> **PROBLEM TO WORK ON**
Copy out every record below with complete accuracy.

> **DATA FOR THIS TASK**
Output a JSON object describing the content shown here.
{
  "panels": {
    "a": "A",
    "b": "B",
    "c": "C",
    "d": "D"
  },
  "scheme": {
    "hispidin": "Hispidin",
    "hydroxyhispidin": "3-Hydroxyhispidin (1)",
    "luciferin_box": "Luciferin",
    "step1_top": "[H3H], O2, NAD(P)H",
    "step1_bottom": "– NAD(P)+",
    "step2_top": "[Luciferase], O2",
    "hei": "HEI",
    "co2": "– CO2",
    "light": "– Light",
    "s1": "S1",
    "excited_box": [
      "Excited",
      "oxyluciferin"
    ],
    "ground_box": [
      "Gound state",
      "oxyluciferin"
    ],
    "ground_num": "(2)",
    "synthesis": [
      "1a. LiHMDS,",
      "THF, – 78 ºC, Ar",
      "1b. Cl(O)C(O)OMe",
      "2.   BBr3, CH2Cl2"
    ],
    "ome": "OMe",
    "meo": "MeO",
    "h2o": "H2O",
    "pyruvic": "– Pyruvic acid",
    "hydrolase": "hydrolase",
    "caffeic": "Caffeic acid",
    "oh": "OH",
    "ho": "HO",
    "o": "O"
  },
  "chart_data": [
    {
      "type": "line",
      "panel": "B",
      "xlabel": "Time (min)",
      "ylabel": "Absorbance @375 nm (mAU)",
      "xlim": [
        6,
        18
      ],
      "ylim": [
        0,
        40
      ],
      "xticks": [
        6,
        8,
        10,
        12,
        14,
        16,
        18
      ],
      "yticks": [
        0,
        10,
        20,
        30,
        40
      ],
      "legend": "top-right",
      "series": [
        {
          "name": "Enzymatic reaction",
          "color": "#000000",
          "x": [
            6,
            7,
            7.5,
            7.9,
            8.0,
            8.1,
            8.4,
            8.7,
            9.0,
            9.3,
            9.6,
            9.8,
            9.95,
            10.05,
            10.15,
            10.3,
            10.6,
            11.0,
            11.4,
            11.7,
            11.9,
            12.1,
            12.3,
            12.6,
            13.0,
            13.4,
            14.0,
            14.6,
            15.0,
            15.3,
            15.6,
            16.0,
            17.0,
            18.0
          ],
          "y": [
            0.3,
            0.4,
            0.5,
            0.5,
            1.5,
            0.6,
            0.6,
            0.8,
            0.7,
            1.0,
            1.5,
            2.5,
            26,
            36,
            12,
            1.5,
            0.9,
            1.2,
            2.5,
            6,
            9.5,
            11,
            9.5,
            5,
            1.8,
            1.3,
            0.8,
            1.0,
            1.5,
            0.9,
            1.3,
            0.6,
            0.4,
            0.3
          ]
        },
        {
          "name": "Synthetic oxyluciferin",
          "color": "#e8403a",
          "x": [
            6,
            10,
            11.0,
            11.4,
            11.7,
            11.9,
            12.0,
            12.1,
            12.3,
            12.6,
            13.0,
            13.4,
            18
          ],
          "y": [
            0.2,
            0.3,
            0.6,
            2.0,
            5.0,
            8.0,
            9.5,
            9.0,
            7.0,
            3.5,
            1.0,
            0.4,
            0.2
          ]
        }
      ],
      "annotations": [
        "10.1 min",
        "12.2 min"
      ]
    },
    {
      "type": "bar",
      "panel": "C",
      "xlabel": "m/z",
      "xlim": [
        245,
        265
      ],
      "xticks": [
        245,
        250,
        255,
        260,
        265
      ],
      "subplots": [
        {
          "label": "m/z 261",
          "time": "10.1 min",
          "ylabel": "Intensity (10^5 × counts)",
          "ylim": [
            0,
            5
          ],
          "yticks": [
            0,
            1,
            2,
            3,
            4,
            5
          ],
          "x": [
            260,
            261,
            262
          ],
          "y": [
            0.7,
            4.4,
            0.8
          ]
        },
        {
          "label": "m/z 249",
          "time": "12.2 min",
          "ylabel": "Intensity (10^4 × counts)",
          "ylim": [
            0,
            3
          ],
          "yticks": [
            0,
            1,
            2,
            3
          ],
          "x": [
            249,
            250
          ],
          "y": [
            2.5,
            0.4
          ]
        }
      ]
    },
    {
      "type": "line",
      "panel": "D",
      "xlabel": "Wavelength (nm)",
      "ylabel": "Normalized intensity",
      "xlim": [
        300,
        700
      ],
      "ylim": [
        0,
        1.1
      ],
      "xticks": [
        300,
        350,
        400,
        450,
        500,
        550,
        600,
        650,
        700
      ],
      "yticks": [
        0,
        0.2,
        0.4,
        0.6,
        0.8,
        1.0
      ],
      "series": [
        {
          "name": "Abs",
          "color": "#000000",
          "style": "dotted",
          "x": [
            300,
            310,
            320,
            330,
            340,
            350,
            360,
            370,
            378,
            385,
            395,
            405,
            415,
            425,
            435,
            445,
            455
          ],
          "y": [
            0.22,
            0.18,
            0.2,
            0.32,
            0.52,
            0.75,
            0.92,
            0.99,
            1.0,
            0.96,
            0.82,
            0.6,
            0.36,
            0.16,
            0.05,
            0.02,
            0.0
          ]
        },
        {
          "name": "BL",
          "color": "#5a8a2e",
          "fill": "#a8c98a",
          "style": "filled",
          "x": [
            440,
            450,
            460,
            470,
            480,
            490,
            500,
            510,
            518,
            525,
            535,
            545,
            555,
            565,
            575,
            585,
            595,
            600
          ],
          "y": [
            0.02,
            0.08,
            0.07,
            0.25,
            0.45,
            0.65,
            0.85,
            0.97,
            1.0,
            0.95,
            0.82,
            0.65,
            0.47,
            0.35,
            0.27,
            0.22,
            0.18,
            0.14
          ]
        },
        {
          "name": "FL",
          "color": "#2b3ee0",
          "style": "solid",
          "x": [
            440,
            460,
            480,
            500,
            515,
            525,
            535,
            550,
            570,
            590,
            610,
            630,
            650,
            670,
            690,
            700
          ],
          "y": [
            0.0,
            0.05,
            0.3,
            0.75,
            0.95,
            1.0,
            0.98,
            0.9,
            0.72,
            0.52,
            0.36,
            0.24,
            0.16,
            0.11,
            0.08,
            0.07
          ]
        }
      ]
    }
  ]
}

> **WRITTEN RESPONSE**
Output a JSON object describing the content shown here.
{
  "panels": {
    "a": "A",
    "b": "B",
    "c": "C",
    "d": "D"
  },
  "scheme": {
    "hispidin": "Hispidin",
    "hydroxyhispidin": "3-Hydroxyhispidin (1)",
    "luciferin_box": "Luciferin",
    "step1_top": "[H3H], O2, NAD(P)H",
    "step1_bottom": "– NAD(P)+",
    "step2_top": "[Luciferase], O2",
    "hei": "HEI",
    "co2": "– CO2",
    "light": "– Light",
    "s1": "S1",
    "excited_box": [
      "Excited",
      "oxyluciferin"
    ],
    "ground_box": [
      "Gound state",
      "oxyluciferin"
    ],
    "ground_num": "(2)",
    "synthesis": [
      "1a. LiHMDS,",
      "THF, – 78 ºC, Ar",
      "1b. Cl(O)C(O)OMe",
      "2.   BBr3, CH2Cl2"
    ],
    "ome": "OMe",
    "meo": "MeO",
    "h2o": "H2O",
    "pyruvic": "– Pyruvic acid",
    "hydrolase": "hydrolase",
    "caffeic": "Caffeic acid",
    "oh": "OH",
    "ho": "HO",
    "o": "O"
  },
  "chart_data": [
    {
      "type": "line",
      "panel": "B",
      "xlabel": "Time (min)",
      "ylabel": "Absorbance @375 nm (mAU)",
      "xlim": [
        6,
        18
      ],
      "ylim": [
        0,
        40
      ],
      "xticks": [
        6,
        8,
        10,
        12,
        14,
        16,
        18
      ],
      "yticks": [
        0,
        10,
        20,
        30,
        40
      ],
      "legend": "top-right",
      "series": [
        {
          "name": "Enzymatic reaction",
          "color": "#000000",
          "x": [
            6,
            7,
            7.5,
            7.9,
            8.0,
            8.1,
            8.4,
            8.7,
            9.0,
            9.3,
            9.6,
            9.8,
            9.95,
            10.05,
            10.15,
            10.3,
            10.6,
            11.0,
            11.4,
            11.7,
            11.9,
            12.1,
            12.3,
            12.6,
            13.0,
            13.4,
            14.0,
            14.6,
            15.0,
            15.3,
            15.6,
            16.0,
            17.0,
            18.0
          ],
          "y": [
            0.3,
            0.4,
            0.5,
            0.5,
            1.5,
            0.6,
            0.6,
            0.8,
            0.7,
            1.0,
            1.5,
            2.5,
            26,
            36,
            12,
            1.5,
            0.9,
            1.2,
            2.5,
            6,
            9.5,
            11,
            9.5,
            5,
            1.8,
            1.3,
            0.8,
            1.0,
            1.5,
            0.9,
            1.3,
            0.6,
            0.4,
            0.3
          ]
        },
        {
          "name": "Synthetic oxyluciferin",
          "color": "#e8403a",
          "x": [
            6,
            10,
            11.0,
            11.4,
            11.7,
            11.9,
            12.0,
            12.1,
            12.3,
            12.6,
            13.0,
            13.4,
            18
          ],
          "y": [
            0.2,
            0.3,
            0.6,
            2.0,
            5.0,
            8.0,
            9.5,
            9.0,
            7.0,
            3.5,
            1.0,
            0.4,
            0.2
          ]
        }
      ],
      "annotations": [
        "10.1 min",
        "12.2 min"
      ]
    },
    {
      "type": "bar",
      "panel": "C",
      "xlabel": "m/z",
      "xlim": [
        245,
        265
      ],
      "xticks": [
        245,
        250,
        255,
        260,
        265
      ],
      "subplots": [
        {
          "label": "m/z 261",
          "time": "10.1 min",
          "ylabel": "Intensity (10^5 × counts)",
          "ylim": [
            0,
            5
          ],
          "yticks": [
            0,
            1,
            2,
            3,
            4,
            5
          ],
          "x": [
            260,
            261,
            262
          ],
          "y": [
            0.7,
            4.4,
            0.8
          ]
        },
        {
          "label": "m/z 249",
          "time": "12.2 min",
          "ylabel": "Intensity (10^4 × counts)",
          "ylim": [
            0,
            3
          ],
          "yticks": [
            0,
            1,
            2,
            3
          ],
          "x": [
            249,
            250
          ],
          "y": [
            2.5,
            0.4
          ]
        }
      ]
    },
    {
      "type": "line",
      "panel": "D",
      "xlabel": "Wavelength (nm)",
      "ylabel": "Normalized intensity",
      "xlim": [
        300,
        700
      ],
      "ylim": [
        0,
        1.1
      ],
      "xticks": [
        300,
        350,
        400,
        450,
        500,
        550,
        600,
        650,
        700
      ],
      "yticks": [
        0,
        0.2,
        0.4,
        0.6,
        0.8,
        1.0
      ],
      "series": [
        {
          "name": "Abs",
          "color": "#000000",
          "style": "dotted",
          "x": [
            300,
            310,
            320,
            330,
            340,
            350,
            360,
            370,
            378,
            385,
            395,
            405,
            415,
            425,
            435,
            445,
            455
          ],
          "y": [
            0.22,
            0.18,
            0.2,
            0.32,
            0.52,
            0.75,
            0.92,
            0.99,
            1.0,
            0.96,
            0.82,
            0.6,
            0.36,
            0.16,
            0.05,
            0.02,
            0.0
          ]
        },
        {
          "name": "BL",
          "color": "#5a8a2e",
          "fill": "#a8c98a",
          "style": "filled",
          "x": [
            440,
            450,
            460,
            470,
            480,
            490,
            500,
            510,
            518,
            525,
            535,
            545,
            555,
            565,
            575,
            585,
            595,
            600
          ],
          "y": [
            0.02,
            0.08,
            0.07,
            0.25,
            0.45,
            0.65,
            0.85,
            0.97,
            1.0,
            0.95,
            0.82,
            0.65,
            0.47,
            0.35,
            0.27,
            0.22,
            0.18,
            0.14
          ]
        },
        {
          "name": "FL",
          "color": "#2b3ee0",
          "style": "solid",
          "x": [
            440,
            460,
            480,
            500,
            515,
            525,
            535,
            550,
            570,
            590,
            610,
            630,
            650,
            670,
            690,
            700
          ],
          "y": [
            0.0,
            0.05,
            0.3,
            0.75,
            0.95,
            1.0,
            0.98,
            0.9,
            0.72,
            0.52,
            0.36,
            0.24,
            0.16,
            0.11,
            0.08,
            0.07
          ]
        }
      ]
    }
  ]
}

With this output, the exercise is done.